* Begin Material supplied *

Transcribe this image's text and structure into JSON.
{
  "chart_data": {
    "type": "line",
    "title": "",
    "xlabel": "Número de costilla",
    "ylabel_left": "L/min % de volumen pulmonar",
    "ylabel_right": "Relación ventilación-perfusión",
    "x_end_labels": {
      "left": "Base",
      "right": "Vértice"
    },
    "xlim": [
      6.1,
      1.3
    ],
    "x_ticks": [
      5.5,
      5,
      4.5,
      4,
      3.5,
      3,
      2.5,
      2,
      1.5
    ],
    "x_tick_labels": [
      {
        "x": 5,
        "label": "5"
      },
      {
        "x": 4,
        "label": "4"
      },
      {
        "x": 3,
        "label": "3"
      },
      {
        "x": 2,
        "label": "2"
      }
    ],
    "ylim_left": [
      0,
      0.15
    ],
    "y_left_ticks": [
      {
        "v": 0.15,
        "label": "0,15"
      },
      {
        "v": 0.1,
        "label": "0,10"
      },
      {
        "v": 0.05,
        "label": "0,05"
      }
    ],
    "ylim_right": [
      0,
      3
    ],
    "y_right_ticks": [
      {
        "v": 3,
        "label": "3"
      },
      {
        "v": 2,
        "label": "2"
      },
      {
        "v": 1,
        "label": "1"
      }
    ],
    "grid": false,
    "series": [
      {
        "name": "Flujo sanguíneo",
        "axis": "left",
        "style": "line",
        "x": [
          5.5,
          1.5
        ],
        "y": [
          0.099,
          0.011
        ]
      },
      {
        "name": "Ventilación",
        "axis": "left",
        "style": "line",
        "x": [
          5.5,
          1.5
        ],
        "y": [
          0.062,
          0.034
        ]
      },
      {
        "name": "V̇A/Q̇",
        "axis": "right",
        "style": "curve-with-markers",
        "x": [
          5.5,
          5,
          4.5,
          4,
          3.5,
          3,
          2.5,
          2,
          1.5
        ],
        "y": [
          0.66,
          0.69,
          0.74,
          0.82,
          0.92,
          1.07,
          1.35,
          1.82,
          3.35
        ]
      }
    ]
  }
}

* End Material supplied *
* Begin Material supplied *

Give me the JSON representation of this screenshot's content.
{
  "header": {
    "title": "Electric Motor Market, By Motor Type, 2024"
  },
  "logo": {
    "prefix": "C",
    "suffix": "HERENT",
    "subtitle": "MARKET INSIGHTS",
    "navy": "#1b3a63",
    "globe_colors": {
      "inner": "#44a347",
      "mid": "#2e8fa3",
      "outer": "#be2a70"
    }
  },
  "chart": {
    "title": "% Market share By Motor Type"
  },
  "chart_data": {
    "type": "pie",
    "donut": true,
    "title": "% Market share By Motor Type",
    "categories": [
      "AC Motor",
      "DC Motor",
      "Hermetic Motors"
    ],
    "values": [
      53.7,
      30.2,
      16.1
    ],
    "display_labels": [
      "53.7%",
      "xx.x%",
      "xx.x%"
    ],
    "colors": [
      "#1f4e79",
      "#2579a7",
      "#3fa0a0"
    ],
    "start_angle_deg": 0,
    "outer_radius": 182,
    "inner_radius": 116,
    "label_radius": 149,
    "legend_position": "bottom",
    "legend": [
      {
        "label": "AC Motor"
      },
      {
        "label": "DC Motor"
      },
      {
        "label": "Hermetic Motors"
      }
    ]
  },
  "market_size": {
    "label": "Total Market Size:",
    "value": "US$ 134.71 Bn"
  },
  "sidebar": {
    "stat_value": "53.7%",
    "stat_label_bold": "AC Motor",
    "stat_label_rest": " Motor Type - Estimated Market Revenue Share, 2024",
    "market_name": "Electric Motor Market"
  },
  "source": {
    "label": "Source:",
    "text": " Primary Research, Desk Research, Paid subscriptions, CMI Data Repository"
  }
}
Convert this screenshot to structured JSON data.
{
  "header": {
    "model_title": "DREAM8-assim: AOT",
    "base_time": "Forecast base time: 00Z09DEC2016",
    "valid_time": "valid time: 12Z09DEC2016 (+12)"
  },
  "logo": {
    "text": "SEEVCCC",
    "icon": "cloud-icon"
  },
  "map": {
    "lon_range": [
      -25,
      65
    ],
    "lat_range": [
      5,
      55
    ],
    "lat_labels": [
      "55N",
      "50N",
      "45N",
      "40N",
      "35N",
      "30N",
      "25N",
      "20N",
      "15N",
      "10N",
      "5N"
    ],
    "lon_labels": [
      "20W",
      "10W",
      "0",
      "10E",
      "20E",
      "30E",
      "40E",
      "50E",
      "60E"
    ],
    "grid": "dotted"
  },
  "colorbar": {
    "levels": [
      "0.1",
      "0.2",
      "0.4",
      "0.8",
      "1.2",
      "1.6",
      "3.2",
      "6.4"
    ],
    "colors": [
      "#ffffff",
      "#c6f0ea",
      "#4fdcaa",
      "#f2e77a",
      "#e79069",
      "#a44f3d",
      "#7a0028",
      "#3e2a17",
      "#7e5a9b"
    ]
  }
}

* End Material supplied *
* Begin Material supplied *

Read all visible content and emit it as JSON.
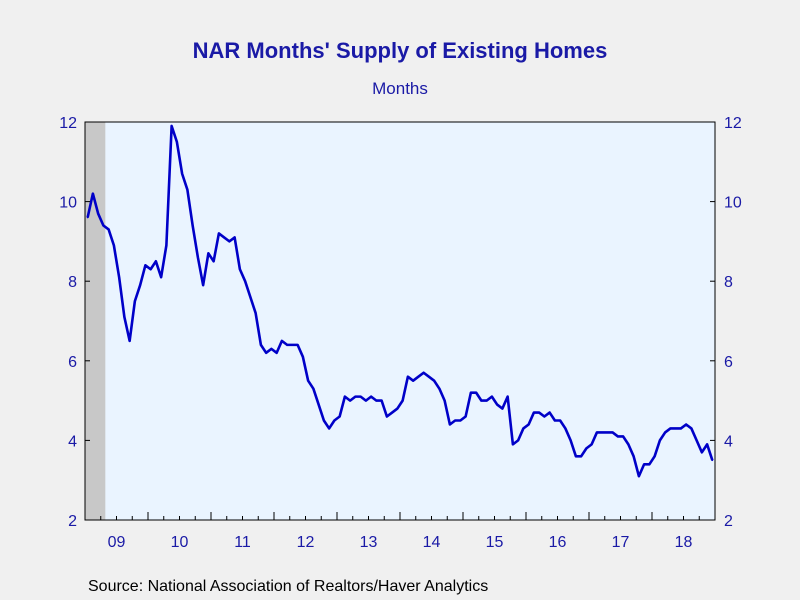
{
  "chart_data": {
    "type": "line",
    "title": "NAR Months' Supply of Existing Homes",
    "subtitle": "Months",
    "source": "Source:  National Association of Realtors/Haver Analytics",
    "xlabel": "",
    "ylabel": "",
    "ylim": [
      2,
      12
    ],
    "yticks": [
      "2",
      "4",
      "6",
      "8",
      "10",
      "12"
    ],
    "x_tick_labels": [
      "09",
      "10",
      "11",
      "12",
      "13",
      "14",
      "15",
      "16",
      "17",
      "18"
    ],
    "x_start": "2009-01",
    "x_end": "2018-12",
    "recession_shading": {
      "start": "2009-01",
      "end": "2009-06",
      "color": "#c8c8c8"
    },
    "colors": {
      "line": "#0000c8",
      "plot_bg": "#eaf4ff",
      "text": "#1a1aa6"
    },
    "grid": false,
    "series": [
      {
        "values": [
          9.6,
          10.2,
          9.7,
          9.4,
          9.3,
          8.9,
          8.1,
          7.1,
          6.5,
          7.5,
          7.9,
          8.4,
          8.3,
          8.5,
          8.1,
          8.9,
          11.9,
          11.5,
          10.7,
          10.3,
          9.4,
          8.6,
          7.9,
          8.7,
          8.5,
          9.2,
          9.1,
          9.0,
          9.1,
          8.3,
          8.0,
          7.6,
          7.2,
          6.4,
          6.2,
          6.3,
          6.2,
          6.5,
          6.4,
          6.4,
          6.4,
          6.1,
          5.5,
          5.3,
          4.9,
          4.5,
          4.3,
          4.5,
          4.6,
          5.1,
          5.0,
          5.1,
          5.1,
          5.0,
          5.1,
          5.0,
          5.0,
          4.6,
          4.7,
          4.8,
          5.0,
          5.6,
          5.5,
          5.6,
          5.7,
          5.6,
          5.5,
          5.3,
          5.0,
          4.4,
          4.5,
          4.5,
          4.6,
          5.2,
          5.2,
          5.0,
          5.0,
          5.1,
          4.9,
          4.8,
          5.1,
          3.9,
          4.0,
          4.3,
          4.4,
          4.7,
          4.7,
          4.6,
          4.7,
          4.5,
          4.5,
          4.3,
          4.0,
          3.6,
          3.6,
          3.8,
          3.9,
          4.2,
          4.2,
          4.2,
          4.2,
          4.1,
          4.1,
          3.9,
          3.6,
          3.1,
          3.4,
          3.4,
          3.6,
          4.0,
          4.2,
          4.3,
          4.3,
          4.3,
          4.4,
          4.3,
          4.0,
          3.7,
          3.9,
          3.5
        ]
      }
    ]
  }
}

* End Material supplied *

* Problem statement *
Gather up every line from the listing above in which the word "Hermetic" occurs.

* Final result *
      "Hermetic Motors"
        "label": "Hermetic Motors"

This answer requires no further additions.